* AUSGELESENE DATEN
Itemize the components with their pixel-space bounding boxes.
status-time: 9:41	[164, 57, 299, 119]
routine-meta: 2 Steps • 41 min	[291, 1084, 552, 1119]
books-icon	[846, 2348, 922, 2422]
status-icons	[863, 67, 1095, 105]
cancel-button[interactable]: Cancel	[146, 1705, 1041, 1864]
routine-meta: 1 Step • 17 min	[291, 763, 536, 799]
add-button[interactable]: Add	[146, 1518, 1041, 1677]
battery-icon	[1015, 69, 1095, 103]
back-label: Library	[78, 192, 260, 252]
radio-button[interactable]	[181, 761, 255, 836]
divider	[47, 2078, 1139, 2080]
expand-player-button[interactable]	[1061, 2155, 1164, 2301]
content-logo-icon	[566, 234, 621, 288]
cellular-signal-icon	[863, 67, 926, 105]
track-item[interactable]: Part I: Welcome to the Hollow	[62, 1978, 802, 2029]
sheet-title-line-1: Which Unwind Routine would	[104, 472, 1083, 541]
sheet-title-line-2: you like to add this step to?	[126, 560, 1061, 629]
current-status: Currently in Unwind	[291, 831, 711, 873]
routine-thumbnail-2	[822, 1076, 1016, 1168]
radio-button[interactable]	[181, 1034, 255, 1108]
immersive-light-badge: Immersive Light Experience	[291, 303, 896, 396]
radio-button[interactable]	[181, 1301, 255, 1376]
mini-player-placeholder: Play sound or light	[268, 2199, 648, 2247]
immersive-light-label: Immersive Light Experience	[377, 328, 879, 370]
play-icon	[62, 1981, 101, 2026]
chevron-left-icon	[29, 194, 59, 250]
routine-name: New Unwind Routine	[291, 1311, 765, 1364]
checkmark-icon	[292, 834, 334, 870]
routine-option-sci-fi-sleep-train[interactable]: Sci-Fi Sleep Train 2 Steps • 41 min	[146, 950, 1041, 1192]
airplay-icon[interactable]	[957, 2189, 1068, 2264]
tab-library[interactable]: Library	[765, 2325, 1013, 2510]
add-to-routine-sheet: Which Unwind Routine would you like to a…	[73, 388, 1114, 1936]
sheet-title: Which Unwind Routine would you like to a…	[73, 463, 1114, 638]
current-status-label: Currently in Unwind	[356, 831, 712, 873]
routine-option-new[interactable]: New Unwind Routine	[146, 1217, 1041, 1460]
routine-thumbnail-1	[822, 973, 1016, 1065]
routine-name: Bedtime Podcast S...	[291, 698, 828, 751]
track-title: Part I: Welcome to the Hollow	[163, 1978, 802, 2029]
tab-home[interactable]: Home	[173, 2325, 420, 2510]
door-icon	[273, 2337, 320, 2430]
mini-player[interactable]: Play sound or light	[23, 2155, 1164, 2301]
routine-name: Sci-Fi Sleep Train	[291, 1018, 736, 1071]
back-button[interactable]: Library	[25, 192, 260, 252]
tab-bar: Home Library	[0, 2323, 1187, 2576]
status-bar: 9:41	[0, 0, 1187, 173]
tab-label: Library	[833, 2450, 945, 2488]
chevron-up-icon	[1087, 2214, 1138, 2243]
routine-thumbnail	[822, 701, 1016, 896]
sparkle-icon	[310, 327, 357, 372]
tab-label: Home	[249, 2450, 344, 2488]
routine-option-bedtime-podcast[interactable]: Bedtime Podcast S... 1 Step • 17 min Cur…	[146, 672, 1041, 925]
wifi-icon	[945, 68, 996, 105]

* AUFGABE
Schreib das ganze Material oben noch einmal ab und setz überall "Already in Unwind" statt "Currently in Unwind" ein. Alles andere bleibt gleich.

* LÖSUNG
Itemize the components with their pixel-space bounding boxes.
status-time: 9:41	[164, 57, 299, 119]
routine-meta: 2 Steps • 41 min	[291, 1084, 552, 1119]
books-icon	[846, 2348, 922, 2422]
status-icons	[863, 67, 1095, 105]
cancel-button[interactable]: Cancel	[146, 1705, 1041, 1864]
routine-meta: 1 Step • 17 min	[291, 763, 536, 799]
add-button[interactable]: Add	[146, 1518, 1041, 1677]
battery-icon	[1015, 69, 1095, 103]
back-label: Library	[78, 192, 260, 252]
radio-button[interactable]	[181, 761, 255, 836]
divider	[47, 2078, 1139, 2080]
expand-player-button[interactable]	[1061, 2155, 1164, 2301]
content-logo-icon	[566, 234, 621, 288]
cellular-signal-icon	[863, 67, 926, 105]
track-item[interactable]: Part I: Welcome to the Hollow	[62, 1978, 802, 2029]
sheet-title-line-1: Which Unwind Routine would	[104, 472, 1083, 541]
sheet-title-line-2: you like to add this step to?	[126, 560, 1061, 629]
current-status: Already in Unwind	[291, 831, 711, 873]
routine-thumbnail-2	[822, 1076, 1016, 1168]
radio-button[interactable]	[181, 1034, 255, 1108]
immersive-light-badge: Immersive Light Experience	[291, 303, 896, 396]
radio-button[interactable]	[181, 1301, 255, 1376]
mini-player-placeholder: Play sound or light	[268, 2199, 648, 2247]
immersive-light-label: Immersive Light Experience	[377, 328, 879, 370]
play-icon	[62, 1981, 101, 2026]
chevron-left-icon	[29, 194, 59, 250]
routine-name: New Unwind Routine	[291, 1311, 765, 1364]
checkmark-icon	[292, 834, 334, 870]
routine-option-sci-fi-sleep-train[interactable]: Sci-Fi Sleep Train 2 Steps • 41 min	[146, 950, 1041, 1192]
airplay-icon[interactable]	[957, 2189, 1068, 2264]
tab-library[interactable]: Library	[765, 2325, 1013, 2510]
add-to-routine-sheet: Which Unwind Routine would you like to a…	[73, 388, 1114, 1936]
sheet-title: Which Unwind Routine would you like to a…	[73, 463, 1114, 638]
current-status-label: Already in Unwind	[356, 831, 712, 873]
routine-option-new[interactable]: New Unwind Routine	[146, 1217, 1041, 1460]
routine-thumbnail-1	[822, 973, 1016, 1065]
routine-name: Bedtime Podcast S...	[291, 698, 828, 751]
track-title: Part I: Welcome to the Hollow	[163, 1978, 802, 2029]
tab-home[interactable]: Home	[173, 2325, 420, 2510]
door-icon	[273, 2337, 320, 2430]
mini-player[interactable]: Play sound or light	[23, 2155, 1164, 2301]
routine-name: Sci-Fi Sleep Train	[291, 1018, 736, 1071]
back-button[interactable]: Library	[25, 192, 260, 252]
tab-bar: Home Library	[0, 2323, 1187, 2576]
status-bar: 9:41	[0, 0, 1187, 173]
tab-label: Library	[833, 2450, 945, 2488]
chevron-up-icon	[1087, 2214, 1138, 2243]
routine-thumbnail	[822, 701, 1016, 896]
sparkle-icon	[310, 327, 357, 372]
tab-label: Home	[249, 2450, 344, 2488]
routine-option-bedtime-podcast[interactable]: Bedtime Podcast S... 1 Step • 17 min Cur…	[146, 672, 1041, 925]
wifi-icon	[945, 68, 996, 105]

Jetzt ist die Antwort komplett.